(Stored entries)
>> Start

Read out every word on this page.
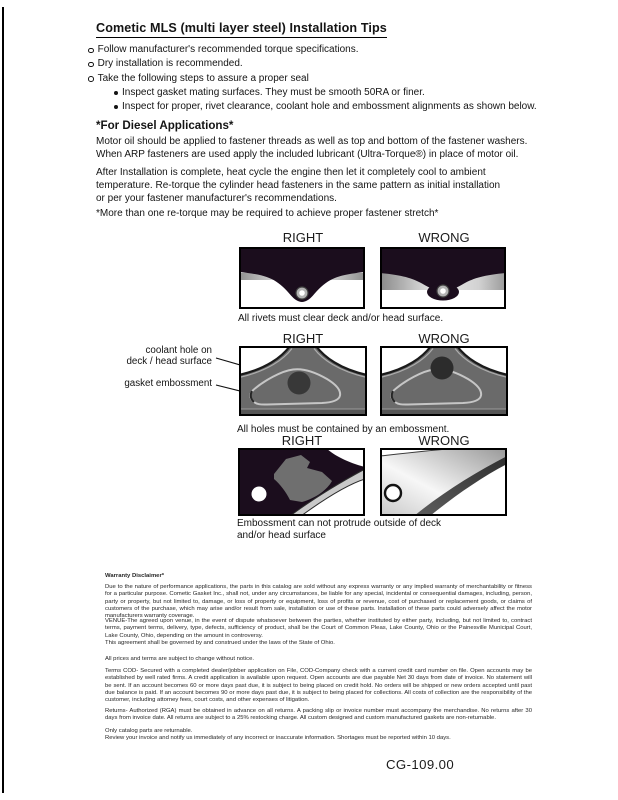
Cometic MLS (multi layer steel) Installation Tips
Follow manufacturer's recommended torque specifications.
Dry installation is recommended.
Take the following steps to assure a proper seal
Inspect gasket mating surfaces. They must be smooth 50RA or finer.
Inspect for proper, rivet clearance, coolant hole and embossment alignments as shown below.
*For Diesel Applications*
Motor oil should be applied to fastener threads as well as top and bottom of the fastener washers.
When ARP fasteners are used apply the included lubricant (Ultra-Torque®) in place of motor oil.
After Installation is complete, heat cycle the engine then let it completely cool to ambient
temperature. Re-torque the cylinder head fasteners in the same pattern as initial installation
or per your fastener manufacturer's recommendations.
*More than one re-torque may be required to achieve proper fastener stretch*
RIGHT	WRONG
All rivets must clear deck and/or head surface.
RIGHT	WRONG
coolant hole on
deck / head surface
gasket embossment
All holes must be contained by an embossment.
RIGHT	WRONG
Embossment can not protrude outside of deck
and/or head surface
Warranty Disclaimer*
Due to the nature of performance applications, the parts in this catalog are sold without any express warranty or any implied warranty of merchantability or fitness for a particular purpose. Cometic Gasket Inc., shall not, under any circumstances, be liable for any special, incidental or consequential damages, including, person, party or property, but not limited to, damage, or loss of property or equipment, loss of profits or revenue, cost of purchased or replacement goods, or claims of customers of the purchase, which may arise and/or result from sale, installation or use of these parts. Installation of these parts could adversely affect the motor manufacturers warranty coverage.
VENUE-The agreed upon venue, in the event of dispute whatsoever between the parties, whether instituted by either party, including, but not limited to, contract terms, payment terms, delivery, type, defects, sufficiency of product, shall be the Court of Common Pleas, Lake County, Ohio or the Painesville Municipal Court, Lake County, Ohio, depending on the amount in controversy.
This agreement shall be governed by and construed under the laws of the State of Ohio.
All prices and terms are subject to change without notice.
Terms COD- Secured with a completed dealer/jobber application on File, COD-Company check with a current credit card number on file. Open accounts may be established by well rated firms. A credit application is available upon request. Open accounts are due payable Net 30 days from date of invoice. No statement will be sent. If an account becomes 60 or more days past due, it is subject to being placed on credit hold. No orders will be shipped or new orders accepted until past due balance is paid. If an account becomes 90 or more days past due, it is subject to being placed for collections. All costs of collection are the responsibility of the customer, including attorney fees, court costs, and other expenses of litigation.
Returns- Authorized (RGA) must be obtained in advance on all returns. A packing slip or invoice number must accompany the merchandise. No returns after 30 days from invoice date. All returns are subject to a 25% restocking charge. All custom designed and custom manufactured gaskets are non-returnable.
Only catalog parts are returnable.
Review your invoice and notify us immediately of any incorrect or inaccurate information. Shortages must be reported within 10 days.
CG-109.00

>> End

Extract all lines from the data in which "fasteners" is found.

When ARP fasteners are used apply the included lubricant (Ultra-Torque®) in place of motor oil.
temperature. Re-torque the cylinder head fasteners in the same pattern as initial installation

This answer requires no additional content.